» **Text provided**
# Missing the Bosco but I have a bigger problem



## coffeechap (Apr 5, 2012)

Bosco has now travelled its way up to Huddersfield to be permenently in the residence of the NME, however the substitute lever is in place but now I just have to decide which grinder to use with it?

View attachment 2798


----------



## Callum_T (Dec 23, 2012)

Get an MC2 mate, proper grinders


----------



## 4085 (Nov 23, 2012)

That pearl mythos looks the biz mate. `An absolute bargain as well....!


----------



## coffeechap (Apr 5, 2012)

No o the pearl one came with the other small purchase I made


----------



## bubbajvegas (Jan 26, 2013)

Spoilt for choice there pal,3 grinders for 3 different beans?


----------



## bignorry (Mar 19, 2013)

Great idea different grinders for different beans,


----------



## 4085 (Nov 23, 2012)

So, if my maths is right, the Mythos family has expanded again? You kept that one quiet. You were not the jammy bugger who got that one on `Gumtree were you?

Items recorded in a dataset:
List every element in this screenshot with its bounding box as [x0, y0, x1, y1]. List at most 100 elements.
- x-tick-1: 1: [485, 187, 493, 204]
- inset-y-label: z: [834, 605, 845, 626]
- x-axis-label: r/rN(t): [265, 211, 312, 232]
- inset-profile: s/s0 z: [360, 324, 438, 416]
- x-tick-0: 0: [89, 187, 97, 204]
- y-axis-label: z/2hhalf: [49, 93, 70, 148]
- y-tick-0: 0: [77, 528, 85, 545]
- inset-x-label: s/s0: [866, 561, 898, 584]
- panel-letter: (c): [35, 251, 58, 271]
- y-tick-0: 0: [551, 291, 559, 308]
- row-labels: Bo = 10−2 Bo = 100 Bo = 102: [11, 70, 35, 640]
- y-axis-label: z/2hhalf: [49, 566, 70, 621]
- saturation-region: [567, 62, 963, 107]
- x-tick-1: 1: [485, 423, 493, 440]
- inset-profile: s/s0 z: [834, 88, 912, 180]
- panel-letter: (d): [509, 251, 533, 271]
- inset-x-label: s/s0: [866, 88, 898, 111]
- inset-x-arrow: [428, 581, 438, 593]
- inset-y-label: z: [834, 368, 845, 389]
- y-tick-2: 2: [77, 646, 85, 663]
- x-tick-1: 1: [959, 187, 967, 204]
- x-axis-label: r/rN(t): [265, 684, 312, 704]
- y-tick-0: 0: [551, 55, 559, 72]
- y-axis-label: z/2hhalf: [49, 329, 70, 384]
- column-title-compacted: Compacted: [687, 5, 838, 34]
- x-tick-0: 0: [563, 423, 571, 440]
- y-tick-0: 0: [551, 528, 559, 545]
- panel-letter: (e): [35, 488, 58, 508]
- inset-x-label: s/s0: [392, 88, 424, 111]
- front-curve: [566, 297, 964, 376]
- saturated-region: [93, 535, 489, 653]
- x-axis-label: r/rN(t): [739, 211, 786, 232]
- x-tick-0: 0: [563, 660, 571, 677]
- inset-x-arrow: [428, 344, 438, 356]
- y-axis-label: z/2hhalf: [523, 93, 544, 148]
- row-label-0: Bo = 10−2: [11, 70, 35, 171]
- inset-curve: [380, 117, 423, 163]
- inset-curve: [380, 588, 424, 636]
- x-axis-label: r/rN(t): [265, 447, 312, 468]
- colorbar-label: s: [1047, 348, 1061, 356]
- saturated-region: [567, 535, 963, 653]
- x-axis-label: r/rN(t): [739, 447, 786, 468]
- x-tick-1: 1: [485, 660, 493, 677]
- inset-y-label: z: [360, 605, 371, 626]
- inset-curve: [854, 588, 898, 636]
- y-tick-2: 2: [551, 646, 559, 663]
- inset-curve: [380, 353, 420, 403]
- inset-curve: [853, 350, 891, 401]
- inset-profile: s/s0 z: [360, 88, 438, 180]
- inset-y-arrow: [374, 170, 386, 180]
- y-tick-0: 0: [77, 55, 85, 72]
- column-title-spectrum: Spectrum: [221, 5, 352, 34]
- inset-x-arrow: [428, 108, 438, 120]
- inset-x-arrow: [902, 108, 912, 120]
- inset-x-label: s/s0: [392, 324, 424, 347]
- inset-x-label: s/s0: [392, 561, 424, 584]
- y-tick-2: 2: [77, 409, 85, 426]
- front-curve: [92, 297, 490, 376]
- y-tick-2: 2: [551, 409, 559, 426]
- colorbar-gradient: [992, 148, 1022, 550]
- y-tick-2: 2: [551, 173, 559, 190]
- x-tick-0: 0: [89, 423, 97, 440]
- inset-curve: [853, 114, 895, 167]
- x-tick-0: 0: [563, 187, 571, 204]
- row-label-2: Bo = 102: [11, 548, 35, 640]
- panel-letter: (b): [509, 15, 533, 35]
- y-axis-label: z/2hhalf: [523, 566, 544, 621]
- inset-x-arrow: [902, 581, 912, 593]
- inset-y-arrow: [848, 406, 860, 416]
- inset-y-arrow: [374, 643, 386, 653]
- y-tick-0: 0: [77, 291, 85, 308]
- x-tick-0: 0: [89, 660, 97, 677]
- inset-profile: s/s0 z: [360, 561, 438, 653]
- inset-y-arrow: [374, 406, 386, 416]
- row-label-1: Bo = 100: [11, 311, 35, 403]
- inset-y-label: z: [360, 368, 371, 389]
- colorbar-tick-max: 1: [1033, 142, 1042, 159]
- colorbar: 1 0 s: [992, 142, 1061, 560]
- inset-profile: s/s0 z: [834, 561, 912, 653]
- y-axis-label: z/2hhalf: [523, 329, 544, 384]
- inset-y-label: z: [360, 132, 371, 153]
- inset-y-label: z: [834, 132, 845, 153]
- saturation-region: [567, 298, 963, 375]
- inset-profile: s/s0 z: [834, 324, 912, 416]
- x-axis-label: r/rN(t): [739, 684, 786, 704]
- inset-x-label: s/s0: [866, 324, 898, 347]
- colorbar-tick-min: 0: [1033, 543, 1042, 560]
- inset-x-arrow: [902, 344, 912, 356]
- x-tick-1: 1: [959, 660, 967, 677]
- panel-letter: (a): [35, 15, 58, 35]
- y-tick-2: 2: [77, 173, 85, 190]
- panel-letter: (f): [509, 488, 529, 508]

» **What is asked**
1 – Print the forum thread about coffee grinders in full, with no changes.
2 – Report each line of the entries that contains the string "letter".
The entries bear no relation to the forum thread.

» **Task responses**
1 –
# Missing the Bosco but I have a bigger problem



## coffeechap (Apr 5, 2012)

Bosco has now travelled its way up to Huddersfield to be permenently in the residence of the NME, however the substitute lever is in place but now I just have to decide which grinder to use with it?

View attachment 2798


----------



## Callum_T (Dec 23, 2012)

Get an MC2 mate, proper grinders


----------



## 4085 (Nov 23, 2012)

That pearl mythos looks the biz mate. `An absolute bargain as well....!


----------



## coffeechap (Apr 5, 2012)

No o the pearl one came with the other small purchase I made


----------



## bubbajvegas (Jan 26, 2013)

Spoilt for choice there pal,3 grinders for 3 different beans?


----------



## bignorry (Mar 19, 2013)

Great idea different grinders for different beans,


----------



## 4085 (Nov 23, 2012)

So, if my maths is right, the Mythos family has expanded again? You kept that one quiet. You were not the jammy bugger who got that one on `Gumtree were you?

2 –
- panel-letter: (c): [35, 251, 58, 271]
- panel-letter: (d): [509, 251, 533, 271]
- panel-letter: (e): [35, 488, 58, 508]
- panel-letter: (b): [509, 15, 533, 35]
- panel-letter: (a): [35, 15, 58, 35]
- panel-letter: (f): [509, 488, 529, 508]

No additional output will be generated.